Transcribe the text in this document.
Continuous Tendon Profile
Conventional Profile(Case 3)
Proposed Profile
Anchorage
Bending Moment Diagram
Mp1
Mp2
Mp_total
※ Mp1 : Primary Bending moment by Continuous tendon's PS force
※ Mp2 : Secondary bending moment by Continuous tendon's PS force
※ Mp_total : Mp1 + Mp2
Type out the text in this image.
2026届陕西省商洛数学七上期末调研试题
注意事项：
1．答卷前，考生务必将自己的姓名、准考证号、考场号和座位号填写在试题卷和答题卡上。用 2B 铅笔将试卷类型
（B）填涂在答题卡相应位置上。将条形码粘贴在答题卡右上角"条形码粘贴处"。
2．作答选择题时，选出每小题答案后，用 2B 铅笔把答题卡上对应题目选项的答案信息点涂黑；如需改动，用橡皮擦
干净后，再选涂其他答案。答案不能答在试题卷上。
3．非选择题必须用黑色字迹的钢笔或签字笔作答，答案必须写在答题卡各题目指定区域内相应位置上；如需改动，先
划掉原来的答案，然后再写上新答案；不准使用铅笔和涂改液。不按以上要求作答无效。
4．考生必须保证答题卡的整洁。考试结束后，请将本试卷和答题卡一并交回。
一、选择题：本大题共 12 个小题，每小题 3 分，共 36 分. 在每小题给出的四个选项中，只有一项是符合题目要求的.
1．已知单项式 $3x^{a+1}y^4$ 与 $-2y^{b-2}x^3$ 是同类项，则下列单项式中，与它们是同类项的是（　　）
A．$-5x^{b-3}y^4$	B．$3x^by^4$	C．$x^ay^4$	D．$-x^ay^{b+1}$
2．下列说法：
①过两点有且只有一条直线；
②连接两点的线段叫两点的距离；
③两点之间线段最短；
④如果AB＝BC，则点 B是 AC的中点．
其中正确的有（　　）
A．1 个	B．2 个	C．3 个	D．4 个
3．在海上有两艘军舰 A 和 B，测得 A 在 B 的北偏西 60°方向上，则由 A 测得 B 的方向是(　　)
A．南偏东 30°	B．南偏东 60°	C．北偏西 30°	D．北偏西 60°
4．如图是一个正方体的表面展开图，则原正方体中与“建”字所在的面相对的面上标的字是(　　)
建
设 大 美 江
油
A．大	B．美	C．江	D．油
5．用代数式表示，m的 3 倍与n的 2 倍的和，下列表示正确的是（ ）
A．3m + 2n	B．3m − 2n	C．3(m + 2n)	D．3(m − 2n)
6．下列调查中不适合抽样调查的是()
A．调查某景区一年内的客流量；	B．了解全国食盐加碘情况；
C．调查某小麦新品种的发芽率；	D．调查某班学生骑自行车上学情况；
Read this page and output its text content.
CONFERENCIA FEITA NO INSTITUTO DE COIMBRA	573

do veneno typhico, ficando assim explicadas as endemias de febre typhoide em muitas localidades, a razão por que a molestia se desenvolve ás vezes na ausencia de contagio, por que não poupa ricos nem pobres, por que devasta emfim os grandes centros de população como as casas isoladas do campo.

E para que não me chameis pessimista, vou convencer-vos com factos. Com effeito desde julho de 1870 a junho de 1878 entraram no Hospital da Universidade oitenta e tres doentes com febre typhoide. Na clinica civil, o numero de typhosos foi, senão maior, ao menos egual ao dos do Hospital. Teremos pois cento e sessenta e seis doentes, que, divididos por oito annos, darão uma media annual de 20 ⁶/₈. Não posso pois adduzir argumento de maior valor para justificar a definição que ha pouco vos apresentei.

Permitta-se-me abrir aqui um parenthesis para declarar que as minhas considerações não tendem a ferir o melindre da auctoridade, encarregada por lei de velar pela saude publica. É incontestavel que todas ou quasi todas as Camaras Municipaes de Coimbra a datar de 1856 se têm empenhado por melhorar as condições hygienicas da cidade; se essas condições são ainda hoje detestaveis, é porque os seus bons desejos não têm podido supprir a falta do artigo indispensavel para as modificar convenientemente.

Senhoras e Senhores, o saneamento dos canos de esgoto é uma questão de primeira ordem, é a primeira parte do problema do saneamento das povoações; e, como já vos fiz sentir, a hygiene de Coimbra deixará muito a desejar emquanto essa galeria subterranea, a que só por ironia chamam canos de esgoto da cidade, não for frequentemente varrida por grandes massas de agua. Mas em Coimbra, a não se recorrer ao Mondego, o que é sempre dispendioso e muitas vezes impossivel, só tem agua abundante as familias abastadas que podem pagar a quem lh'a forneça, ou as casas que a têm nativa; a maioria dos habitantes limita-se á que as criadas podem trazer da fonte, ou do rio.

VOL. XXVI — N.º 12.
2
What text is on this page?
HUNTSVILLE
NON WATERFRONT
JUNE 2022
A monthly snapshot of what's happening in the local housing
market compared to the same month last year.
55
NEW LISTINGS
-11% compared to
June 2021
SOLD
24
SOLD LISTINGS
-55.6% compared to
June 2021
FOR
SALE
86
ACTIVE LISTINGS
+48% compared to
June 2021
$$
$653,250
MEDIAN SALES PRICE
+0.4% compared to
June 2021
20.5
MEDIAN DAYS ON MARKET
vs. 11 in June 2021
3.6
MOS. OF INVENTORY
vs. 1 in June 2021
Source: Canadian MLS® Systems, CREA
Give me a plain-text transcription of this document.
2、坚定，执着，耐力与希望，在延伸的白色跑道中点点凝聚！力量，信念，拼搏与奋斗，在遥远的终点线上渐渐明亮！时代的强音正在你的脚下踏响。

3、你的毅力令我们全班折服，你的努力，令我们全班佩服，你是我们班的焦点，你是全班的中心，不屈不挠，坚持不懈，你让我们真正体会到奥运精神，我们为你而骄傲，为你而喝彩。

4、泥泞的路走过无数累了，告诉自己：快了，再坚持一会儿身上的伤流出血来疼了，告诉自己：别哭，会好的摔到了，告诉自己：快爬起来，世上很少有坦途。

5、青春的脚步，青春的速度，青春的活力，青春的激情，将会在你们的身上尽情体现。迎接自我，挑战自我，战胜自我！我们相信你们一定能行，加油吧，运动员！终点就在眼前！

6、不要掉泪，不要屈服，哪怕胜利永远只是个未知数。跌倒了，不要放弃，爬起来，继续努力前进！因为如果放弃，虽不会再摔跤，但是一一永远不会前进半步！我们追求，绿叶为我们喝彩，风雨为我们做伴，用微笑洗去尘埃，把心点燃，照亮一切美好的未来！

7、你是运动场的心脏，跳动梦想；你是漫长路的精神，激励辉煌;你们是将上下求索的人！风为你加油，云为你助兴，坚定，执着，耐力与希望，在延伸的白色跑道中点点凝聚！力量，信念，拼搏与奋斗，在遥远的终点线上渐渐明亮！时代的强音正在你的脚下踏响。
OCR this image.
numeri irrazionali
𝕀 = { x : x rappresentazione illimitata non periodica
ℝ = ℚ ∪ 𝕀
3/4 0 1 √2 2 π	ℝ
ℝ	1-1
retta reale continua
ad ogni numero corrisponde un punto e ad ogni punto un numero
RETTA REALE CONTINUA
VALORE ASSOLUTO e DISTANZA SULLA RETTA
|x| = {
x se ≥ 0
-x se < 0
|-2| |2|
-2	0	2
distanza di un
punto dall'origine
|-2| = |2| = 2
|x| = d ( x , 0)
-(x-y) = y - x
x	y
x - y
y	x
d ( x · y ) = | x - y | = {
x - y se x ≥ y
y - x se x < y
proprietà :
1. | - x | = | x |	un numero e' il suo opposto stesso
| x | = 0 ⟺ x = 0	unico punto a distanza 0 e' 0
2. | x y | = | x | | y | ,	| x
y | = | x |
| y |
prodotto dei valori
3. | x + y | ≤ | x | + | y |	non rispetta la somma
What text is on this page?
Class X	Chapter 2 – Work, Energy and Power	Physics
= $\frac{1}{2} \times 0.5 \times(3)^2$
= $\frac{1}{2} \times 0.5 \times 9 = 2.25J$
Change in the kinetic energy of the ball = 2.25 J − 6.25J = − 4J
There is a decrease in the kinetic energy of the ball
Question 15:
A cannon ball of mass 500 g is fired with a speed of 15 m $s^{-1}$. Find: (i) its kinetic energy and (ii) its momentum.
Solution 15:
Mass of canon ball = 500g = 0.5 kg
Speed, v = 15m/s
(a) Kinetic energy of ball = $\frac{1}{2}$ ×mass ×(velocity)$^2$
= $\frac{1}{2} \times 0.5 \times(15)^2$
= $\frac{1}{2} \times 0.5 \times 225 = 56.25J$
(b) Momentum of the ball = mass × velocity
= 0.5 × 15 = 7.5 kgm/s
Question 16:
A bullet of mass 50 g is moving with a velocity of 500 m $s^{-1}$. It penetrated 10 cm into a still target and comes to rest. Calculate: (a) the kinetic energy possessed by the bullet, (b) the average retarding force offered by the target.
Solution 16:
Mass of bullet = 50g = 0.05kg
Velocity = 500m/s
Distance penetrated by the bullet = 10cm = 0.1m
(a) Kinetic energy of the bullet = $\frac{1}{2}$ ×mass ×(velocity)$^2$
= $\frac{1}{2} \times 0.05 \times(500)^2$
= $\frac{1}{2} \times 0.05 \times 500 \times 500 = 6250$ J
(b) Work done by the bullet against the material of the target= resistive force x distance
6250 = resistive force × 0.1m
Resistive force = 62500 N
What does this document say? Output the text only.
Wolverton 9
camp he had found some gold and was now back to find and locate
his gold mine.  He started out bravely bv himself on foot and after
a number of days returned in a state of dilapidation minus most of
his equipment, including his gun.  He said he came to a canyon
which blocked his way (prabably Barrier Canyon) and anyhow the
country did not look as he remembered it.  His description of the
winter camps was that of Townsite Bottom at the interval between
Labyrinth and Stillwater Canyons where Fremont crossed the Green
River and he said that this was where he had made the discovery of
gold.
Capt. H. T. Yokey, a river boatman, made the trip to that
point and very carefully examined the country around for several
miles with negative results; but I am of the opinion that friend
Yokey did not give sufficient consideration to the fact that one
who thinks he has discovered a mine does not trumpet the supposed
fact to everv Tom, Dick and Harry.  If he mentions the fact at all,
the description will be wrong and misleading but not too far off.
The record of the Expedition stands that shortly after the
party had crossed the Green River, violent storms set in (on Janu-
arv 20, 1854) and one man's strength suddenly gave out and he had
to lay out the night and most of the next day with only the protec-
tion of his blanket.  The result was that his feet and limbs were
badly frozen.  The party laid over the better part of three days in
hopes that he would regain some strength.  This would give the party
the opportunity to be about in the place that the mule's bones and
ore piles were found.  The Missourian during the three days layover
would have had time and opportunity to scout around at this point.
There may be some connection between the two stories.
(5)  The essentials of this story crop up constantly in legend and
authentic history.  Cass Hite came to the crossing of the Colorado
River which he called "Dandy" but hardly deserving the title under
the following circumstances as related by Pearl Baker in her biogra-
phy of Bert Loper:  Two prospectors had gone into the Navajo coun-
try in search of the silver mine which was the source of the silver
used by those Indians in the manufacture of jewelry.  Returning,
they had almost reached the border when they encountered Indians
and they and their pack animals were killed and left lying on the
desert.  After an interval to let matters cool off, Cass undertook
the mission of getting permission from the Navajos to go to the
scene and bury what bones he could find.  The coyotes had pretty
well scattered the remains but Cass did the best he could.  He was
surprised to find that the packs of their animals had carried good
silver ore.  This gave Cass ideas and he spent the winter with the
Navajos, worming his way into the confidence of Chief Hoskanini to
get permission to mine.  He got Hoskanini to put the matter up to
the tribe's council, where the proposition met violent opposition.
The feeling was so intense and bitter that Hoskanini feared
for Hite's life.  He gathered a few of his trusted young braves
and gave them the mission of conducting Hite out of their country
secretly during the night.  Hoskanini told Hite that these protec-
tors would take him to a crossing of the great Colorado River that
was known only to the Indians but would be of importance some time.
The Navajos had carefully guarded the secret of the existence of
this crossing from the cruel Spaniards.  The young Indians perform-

****************

_Description of the task_
Give only the number of lines in the entries that contain "point".

_Solution for this task_
2